§ Text for analysis
Impaired response toward TLR2 ligands in LPS- and/or Dex-pretreated AMs. (A) AMs were preincubated with LPS (100 ng/mL), Dex (1 μM), or both for 24 h and treated with Pam₃CSK₄ (Pam3, 1 μg/mL, 4 h). TNF secretion was assessed by TNF bioassay. (B,C) Primary human AMs were incubated with LPS (100 ng/mL, 24 h) before restimulation with TLR2 ligands for 2 h. LTA: lipoteichoic acid (5 μg/mL), HKSA: heat-killed S. aureus (10⁸ cells/mL), Pam2: Pam₂CSK₄ (1 μg/mL), Pam3: Pam₃CSK₄ (1 μg/mL). TNF (B) and TLR2 (C) mRNA levels were determined by qPCR. Data from at least three independent experiments performed in duplicate with cells from different donors are presented as means + SEM. ^*p < 0.05, ^**p < 0.01, ^***p < 0.001. p-values were generated by ANOVA with Bonferroni‘s post-hoc test.

Figure 6

TLR2 in AM supernatants. (A,B) AMs were incubated with solvent control (0.1% DMSO), LPS (100 ng/mL), Dex (1 μM), or LPS+Dex for 24 h. 4-aminophenylmercuric acetate (APMA, 10 μM) was added to the indicated samples 5 h before supernatants were harvested. Soluble TLR2 (sTLR2) and full-length TLR2 (flTLR2) were detected in the supernatants by Western blot. (A) representative blot. (B) Relative sTLR2/TLR2 signal intensities are presented as means + SEM (n = 5). ^*p < 0.05 (Student's t-test). (C,D) Cells were either left untreated (Co) or treated with LPS (100 ng/mL) + Dex (1 μM) for 3 days, and EVs were isolated by sequential centrifugation. (C) Representative cryo-TEM images of EVs from untreated (Co) and LPS+Dex-treated cells. (D) Representative Western blot analysis for TLR2 in AM supernatants before and after ultracentrifugation (UC) and in EVs is shown (n = 5).

§ Exercise set
(A) Answer these questions from the figure legends on TLR2, one line each, marked as they are:
(i) What concentration of Dex was used to pretreat the AMs?
(ii) By what method were TNF and TLR2 mRNA levels determined?
(iii) How were the EVs isolated?
(B) Summarize the figure legends on TLR2 in two sentences.
(C) Please write the next part of the figure legends on TLR2, picking up after their final sentence.
The entries that come after the figure legends on TLR2 are separate material.

§ Records supplied

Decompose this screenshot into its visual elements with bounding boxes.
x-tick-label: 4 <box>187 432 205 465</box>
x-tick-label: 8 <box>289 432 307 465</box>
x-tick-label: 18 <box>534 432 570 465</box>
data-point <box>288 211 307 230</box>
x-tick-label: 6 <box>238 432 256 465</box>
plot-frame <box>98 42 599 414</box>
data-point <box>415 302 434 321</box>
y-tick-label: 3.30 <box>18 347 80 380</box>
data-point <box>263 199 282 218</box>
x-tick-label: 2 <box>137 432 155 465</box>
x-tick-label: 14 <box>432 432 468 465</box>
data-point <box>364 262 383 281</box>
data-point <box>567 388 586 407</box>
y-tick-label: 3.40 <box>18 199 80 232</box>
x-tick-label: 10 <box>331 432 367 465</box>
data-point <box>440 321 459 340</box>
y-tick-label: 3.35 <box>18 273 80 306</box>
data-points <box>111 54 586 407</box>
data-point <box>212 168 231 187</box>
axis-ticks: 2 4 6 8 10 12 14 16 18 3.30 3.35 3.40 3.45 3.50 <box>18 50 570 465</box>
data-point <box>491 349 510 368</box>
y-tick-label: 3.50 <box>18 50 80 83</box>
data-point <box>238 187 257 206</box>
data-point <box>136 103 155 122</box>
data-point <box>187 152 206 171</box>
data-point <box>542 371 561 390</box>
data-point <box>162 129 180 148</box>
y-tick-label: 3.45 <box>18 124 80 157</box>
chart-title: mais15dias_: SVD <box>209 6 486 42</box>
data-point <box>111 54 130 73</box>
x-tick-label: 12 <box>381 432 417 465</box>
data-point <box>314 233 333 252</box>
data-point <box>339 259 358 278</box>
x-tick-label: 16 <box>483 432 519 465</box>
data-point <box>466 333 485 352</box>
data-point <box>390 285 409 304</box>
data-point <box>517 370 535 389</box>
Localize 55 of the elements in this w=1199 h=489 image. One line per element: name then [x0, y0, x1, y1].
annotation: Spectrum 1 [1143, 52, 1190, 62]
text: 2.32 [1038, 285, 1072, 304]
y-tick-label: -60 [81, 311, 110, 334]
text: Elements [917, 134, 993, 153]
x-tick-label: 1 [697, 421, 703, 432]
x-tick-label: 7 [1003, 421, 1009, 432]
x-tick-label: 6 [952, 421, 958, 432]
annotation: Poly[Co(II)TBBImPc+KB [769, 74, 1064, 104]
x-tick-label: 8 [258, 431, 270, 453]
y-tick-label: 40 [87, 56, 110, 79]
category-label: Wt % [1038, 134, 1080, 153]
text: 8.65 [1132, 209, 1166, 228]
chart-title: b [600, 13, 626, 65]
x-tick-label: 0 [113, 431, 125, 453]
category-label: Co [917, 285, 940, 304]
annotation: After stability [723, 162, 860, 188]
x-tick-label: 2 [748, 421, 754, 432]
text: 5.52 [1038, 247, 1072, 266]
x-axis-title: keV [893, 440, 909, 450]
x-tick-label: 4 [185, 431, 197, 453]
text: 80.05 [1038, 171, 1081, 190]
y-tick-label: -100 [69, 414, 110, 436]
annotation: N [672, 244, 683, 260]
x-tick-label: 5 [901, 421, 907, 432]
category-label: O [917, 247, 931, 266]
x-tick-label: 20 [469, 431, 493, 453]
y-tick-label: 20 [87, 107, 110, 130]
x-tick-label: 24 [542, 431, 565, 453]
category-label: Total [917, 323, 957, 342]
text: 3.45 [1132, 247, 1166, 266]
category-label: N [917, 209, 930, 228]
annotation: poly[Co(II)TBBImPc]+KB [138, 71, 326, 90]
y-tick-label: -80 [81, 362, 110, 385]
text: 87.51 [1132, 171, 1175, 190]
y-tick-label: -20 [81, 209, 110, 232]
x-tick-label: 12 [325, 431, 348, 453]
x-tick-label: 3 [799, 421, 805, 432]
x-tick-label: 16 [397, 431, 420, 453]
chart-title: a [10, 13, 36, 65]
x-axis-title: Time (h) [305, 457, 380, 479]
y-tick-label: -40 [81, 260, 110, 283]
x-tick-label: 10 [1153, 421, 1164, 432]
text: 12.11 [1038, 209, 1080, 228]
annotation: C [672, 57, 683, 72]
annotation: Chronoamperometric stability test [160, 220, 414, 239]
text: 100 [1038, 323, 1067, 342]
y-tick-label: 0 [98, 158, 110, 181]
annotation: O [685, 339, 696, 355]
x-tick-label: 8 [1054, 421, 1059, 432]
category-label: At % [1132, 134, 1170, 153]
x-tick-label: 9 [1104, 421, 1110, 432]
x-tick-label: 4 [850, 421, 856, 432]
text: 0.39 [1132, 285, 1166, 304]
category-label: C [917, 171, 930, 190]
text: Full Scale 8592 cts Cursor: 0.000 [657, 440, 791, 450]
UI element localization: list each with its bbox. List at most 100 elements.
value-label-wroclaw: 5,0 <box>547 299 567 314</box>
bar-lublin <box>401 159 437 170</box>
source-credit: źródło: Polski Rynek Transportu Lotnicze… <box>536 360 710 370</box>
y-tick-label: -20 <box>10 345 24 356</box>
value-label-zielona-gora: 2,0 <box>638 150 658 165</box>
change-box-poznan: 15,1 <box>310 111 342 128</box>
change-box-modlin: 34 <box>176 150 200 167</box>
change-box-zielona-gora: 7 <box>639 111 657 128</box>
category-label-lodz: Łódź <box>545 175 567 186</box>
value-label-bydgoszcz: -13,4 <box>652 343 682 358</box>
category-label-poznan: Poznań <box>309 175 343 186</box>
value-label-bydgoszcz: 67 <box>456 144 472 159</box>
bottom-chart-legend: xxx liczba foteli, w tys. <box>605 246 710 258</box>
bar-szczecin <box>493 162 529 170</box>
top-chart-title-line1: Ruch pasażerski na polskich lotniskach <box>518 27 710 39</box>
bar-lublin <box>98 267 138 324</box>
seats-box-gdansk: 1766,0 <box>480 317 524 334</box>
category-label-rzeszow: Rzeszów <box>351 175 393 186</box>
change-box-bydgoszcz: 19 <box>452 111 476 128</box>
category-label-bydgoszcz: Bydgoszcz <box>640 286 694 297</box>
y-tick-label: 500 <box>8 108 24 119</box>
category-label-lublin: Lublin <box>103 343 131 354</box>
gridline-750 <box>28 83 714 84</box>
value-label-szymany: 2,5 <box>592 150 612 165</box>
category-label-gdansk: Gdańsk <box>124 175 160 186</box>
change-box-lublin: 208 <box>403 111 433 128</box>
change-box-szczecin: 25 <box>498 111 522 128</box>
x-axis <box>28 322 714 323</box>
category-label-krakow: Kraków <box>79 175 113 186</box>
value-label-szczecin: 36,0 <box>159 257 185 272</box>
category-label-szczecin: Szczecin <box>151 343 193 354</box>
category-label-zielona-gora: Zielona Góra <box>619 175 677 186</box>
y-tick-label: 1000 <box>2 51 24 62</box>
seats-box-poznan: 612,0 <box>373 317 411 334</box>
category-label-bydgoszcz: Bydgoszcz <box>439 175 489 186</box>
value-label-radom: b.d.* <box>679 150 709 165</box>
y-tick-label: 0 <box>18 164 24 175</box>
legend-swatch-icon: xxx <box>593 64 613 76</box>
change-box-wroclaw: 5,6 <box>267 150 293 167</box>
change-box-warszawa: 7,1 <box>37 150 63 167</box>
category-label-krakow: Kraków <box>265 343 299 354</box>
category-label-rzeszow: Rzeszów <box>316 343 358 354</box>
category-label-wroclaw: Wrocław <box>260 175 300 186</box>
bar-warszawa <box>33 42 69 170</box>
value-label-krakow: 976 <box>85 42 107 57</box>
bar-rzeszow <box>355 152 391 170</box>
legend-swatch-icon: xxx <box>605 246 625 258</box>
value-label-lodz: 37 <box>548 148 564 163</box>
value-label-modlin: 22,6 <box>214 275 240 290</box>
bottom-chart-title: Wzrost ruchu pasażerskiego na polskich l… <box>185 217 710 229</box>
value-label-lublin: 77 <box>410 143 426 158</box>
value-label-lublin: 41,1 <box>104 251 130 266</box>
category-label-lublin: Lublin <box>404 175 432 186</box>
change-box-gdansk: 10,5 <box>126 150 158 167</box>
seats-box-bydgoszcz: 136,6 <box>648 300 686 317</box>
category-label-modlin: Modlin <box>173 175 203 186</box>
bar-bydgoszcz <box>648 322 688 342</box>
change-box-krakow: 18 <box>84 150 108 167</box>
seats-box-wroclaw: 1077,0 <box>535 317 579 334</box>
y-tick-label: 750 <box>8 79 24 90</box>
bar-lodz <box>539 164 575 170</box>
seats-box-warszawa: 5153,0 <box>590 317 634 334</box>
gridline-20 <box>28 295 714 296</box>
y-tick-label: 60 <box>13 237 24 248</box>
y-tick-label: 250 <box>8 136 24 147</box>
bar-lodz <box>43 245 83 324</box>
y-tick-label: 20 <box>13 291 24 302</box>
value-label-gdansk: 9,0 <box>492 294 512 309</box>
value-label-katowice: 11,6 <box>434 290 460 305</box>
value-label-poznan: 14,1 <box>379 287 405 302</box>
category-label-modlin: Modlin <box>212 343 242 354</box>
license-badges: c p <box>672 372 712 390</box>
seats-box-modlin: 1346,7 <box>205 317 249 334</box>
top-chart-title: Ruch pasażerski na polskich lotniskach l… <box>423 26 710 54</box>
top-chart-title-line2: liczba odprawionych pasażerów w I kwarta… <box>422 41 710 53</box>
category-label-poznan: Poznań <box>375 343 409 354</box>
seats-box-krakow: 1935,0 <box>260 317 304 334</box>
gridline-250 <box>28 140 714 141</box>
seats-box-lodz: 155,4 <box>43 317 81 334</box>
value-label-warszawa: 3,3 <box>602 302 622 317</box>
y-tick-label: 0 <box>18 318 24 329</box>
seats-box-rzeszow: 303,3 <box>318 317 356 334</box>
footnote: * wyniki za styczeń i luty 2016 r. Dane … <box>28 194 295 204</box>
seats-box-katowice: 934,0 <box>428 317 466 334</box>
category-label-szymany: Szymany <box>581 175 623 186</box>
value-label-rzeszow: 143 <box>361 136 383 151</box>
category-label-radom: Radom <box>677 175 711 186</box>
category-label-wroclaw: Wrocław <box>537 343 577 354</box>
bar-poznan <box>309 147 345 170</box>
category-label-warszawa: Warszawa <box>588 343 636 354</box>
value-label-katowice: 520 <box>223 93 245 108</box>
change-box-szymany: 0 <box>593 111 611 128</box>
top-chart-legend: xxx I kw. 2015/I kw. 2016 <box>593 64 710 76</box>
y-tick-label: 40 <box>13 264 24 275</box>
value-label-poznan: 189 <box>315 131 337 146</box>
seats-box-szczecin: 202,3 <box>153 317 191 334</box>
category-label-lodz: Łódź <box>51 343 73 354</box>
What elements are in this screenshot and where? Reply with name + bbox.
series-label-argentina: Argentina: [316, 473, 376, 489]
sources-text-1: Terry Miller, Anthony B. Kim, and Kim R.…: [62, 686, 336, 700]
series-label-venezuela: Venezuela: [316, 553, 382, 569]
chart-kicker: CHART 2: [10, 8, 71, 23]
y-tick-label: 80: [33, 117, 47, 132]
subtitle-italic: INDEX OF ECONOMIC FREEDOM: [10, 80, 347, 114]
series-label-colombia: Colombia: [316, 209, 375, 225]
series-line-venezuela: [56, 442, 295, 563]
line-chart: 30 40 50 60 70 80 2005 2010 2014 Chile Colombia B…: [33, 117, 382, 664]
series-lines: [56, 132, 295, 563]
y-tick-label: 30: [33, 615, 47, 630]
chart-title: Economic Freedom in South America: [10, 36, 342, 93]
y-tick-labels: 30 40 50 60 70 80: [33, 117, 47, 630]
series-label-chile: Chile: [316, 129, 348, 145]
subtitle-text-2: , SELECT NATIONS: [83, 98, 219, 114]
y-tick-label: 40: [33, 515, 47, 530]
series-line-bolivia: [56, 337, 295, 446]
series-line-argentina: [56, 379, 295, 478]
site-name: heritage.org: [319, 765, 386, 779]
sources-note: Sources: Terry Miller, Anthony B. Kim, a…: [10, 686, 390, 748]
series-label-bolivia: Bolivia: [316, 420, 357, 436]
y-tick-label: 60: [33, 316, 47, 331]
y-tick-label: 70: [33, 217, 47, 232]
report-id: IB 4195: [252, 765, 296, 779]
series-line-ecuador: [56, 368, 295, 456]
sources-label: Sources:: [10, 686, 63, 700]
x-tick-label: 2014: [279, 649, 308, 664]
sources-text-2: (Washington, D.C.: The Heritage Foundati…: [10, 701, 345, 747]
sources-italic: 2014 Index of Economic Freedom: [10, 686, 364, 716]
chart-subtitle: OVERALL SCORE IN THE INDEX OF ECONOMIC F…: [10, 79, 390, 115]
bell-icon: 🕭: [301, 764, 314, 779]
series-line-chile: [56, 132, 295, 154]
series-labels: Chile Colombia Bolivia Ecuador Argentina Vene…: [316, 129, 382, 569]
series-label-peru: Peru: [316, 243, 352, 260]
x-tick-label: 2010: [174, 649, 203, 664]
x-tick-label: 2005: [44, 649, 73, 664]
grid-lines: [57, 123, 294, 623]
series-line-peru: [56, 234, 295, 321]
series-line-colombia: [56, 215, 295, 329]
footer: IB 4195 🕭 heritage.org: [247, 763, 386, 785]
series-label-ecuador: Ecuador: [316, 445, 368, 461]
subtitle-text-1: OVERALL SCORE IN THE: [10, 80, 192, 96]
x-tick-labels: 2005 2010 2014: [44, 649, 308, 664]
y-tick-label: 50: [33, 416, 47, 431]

§ Answers to the exercises
(A)
(i) 1 μM
(ii) qPCR
(iii) By sequential centrifugation

(B) The first legend reports an impaired response to TLR2 ligands in AMs pretreated with LPS, Dex, or both, with TNF secretion measured by bioassay and TNF and TLR2 mRNA levels measured by qPCR. The Figure 6 legend describes Western blot detection of soluble and full-length TLR2 in AM supernatants, some with APMA added, and shows TLR2 in supernatants before and after ultracentrifugation and in EVs from untreated and LPS+Dex-treated cells.

(C)
Figure 7

Characterization of THP-1 vesicles. Cells were incubated with medium only (Co), LPS (100 ng/mL), Dex (1 μM), or LPS+Dex for 72 h and EVs were isolated by sequential centrifugation. (A) Vesicles were visualized by cryo-TEM. Scale bar = 500 nm. (B,C) Average EV size (B) and concentration (C) were determined by nanoparticle tracking analysis. Data are presented as means + SEM (n = 7). ^*p < 0.05, ^**p < 0.01. p-values were generated by Mann–Whitney U-test. (D,E) EVs originating from differentially treated THP-1 cells were subjected to proteomics analysis (n = 3). (D) Overlap of identified proteins among treatment groups. (E) TLR2 and EV marker distribution. Log2 values of unique spectrum counts are shown for all three independent preparations per treatment. (F) Volcano plot of p-value vs. fold change in expression level in EV_LPS+Dex vs. EV_Co. Proteins that were upregulated at least 4-fold in EV_LPS+Dex vs. EV_Co with a p < 0.01 are highlighted. (G) Representative Western blot result for TLR2 detection in THP-1 supernatant before and after ultracentrifugation (UC) and in EV fractions (n = 3).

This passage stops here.